----- Provided information -----

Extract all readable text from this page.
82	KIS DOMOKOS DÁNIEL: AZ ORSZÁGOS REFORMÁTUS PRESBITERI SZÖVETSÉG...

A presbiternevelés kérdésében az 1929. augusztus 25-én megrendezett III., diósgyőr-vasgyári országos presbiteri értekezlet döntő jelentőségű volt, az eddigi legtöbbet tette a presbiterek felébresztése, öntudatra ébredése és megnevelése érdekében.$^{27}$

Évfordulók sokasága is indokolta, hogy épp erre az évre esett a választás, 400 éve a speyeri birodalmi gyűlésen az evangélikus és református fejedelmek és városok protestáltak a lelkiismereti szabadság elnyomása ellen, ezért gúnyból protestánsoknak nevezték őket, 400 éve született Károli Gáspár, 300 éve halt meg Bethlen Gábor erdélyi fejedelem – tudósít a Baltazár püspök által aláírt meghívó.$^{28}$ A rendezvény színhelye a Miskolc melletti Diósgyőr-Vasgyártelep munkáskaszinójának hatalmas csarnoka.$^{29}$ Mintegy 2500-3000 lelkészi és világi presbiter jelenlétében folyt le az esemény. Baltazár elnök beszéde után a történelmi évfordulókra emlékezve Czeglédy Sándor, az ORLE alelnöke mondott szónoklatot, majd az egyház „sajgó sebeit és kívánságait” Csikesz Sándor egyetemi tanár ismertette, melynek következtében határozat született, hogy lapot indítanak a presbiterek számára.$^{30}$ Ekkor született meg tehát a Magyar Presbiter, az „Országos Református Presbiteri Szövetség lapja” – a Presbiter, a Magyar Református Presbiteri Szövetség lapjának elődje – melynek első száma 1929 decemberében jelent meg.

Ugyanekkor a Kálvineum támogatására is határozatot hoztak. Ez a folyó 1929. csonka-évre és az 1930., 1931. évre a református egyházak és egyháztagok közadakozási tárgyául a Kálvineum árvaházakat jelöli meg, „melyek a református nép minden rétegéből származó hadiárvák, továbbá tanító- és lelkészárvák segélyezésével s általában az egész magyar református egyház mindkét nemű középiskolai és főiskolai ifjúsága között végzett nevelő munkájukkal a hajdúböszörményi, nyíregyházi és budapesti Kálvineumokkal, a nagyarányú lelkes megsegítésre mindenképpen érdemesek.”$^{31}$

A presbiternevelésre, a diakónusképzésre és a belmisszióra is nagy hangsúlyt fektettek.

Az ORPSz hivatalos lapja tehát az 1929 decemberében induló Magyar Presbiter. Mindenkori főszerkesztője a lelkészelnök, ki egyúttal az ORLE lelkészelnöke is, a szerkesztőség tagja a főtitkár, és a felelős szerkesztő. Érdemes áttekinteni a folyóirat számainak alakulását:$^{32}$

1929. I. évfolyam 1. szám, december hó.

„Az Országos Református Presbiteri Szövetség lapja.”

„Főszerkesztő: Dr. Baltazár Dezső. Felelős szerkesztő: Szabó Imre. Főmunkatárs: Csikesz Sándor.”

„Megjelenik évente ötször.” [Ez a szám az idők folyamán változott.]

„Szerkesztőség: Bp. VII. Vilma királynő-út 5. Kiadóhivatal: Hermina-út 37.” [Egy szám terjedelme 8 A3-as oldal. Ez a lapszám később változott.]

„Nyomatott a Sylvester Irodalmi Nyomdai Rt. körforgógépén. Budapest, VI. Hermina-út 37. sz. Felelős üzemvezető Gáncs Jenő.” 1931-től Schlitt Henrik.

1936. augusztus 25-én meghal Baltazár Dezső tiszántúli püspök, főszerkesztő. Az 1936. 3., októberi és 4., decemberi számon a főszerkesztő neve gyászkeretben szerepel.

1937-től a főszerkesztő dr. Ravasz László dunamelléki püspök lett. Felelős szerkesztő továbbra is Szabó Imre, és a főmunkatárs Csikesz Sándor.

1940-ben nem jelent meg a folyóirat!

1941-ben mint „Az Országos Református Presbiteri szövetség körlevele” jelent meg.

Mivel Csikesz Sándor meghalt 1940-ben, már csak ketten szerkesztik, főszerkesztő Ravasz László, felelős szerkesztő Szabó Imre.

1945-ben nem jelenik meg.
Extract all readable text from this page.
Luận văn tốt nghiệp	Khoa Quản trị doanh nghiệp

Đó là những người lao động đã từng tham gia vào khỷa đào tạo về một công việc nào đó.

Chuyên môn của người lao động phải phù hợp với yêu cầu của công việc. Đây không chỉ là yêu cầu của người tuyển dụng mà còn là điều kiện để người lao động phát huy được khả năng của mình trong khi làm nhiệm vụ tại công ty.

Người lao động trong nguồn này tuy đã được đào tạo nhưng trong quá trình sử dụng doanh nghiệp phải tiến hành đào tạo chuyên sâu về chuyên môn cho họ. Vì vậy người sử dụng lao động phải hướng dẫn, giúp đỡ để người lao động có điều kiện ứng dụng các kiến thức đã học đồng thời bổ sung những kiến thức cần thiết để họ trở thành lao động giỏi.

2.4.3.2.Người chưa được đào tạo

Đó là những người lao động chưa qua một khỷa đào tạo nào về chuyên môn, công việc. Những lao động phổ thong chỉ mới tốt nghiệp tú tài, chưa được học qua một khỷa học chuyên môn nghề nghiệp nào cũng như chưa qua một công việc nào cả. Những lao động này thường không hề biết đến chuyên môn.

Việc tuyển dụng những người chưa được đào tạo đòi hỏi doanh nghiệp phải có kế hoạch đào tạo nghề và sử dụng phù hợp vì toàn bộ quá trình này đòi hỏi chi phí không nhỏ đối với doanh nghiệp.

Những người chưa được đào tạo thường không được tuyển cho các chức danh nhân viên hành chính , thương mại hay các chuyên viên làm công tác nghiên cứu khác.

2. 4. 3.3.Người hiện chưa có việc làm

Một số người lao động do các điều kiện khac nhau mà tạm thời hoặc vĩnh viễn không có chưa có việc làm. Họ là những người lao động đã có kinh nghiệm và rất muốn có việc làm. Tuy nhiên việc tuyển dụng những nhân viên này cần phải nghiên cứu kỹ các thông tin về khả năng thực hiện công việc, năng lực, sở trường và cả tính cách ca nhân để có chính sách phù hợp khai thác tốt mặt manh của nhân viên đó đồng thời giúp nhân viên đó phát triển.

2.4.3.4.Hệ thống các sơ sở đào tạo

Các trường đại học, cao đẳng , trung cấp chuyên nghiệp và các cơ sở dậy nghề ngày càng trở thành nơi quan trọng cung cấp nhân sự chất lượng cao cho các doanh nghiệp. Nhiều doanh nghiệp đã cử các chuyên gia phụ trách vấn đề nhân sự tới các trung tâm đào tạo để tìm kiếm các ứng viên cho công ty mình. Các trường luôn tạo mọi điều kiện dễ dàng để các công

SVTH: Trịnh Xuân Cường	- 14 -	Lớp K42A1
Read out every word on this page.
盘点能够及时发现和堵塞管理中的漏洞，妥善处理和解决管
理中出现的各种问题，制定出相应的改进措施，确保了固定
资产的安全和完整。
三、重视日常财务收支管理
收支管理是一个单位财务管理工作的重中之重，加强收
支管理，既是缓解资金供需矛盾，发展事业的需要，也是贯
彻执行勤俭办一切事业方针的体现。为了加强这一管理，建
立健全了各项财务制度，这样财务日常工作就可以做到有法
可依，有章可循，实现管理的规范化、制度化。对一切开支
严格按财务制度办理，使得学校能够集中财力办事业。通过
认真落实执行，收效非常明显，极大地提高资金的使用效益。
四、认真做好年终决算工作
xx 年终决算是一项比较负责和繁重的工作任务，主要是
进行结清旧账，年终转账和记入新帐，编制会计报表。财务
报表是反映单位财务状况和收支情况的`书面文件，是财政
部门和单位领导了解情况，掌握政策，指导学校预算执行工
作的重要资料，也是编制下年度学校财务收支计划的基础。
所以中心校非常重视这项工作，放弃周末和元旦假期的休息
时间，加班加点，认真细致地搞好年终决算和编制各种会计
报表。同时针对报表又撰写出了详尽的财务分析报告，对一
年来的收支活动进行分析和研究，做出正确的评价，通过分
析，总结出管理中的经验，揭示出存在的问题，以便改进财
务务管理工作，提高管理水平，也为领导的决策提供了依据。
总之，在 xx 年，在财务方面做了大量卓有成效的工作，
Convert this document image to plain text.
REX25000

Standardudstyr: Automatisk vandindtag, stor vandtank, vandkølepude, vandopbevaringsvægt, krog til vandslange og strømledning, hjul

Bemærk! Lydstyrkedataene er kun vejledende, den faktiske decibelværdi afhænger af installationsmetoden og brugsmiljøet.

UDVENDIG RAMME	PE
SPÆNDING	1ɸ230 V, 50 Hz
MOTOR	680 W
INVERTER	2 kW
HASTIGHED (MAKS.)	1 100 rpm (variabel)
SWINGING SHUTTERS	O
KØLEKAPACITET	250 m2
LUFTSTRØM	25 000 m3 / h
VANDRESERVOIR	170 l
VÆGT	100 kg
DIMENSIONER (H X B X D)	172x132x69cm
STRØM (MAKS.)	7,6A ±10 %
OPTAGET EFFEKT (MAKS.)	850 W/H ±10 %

-----

• **Task to carry out**
Search the data for the string "năng". List each line that has it.

• **Output for this task**
Chuyên môn của người lao động phải phù hợp với yêu cầu của công việc. Đây không chỉ là yêu cầu của người tuyển dụng mà còn là điều kiện để người lao động phát huy được khả năng của mình trong khi làm nhiệm vụ tại công ty.
Một số người lao động do các điều kiện khac nhau mà tạm thời hoặc vĩnh viễn không có chưa có việc làm. Họ là những người lao động đã có kinh nghiệm và rất muốn có việc làm. Tuy nhiên việc tuyển dụng những nhân viên này cần phải nghiên cứu kỹ các thông tin về khả năng thực hiện công việc, năng lực, sở trường và cả tính cách ca nhân để có chính sách phù hợp khai thác tốt mặt manh của nhân viên đó đồng thời giúp nhân viên đó phát triển.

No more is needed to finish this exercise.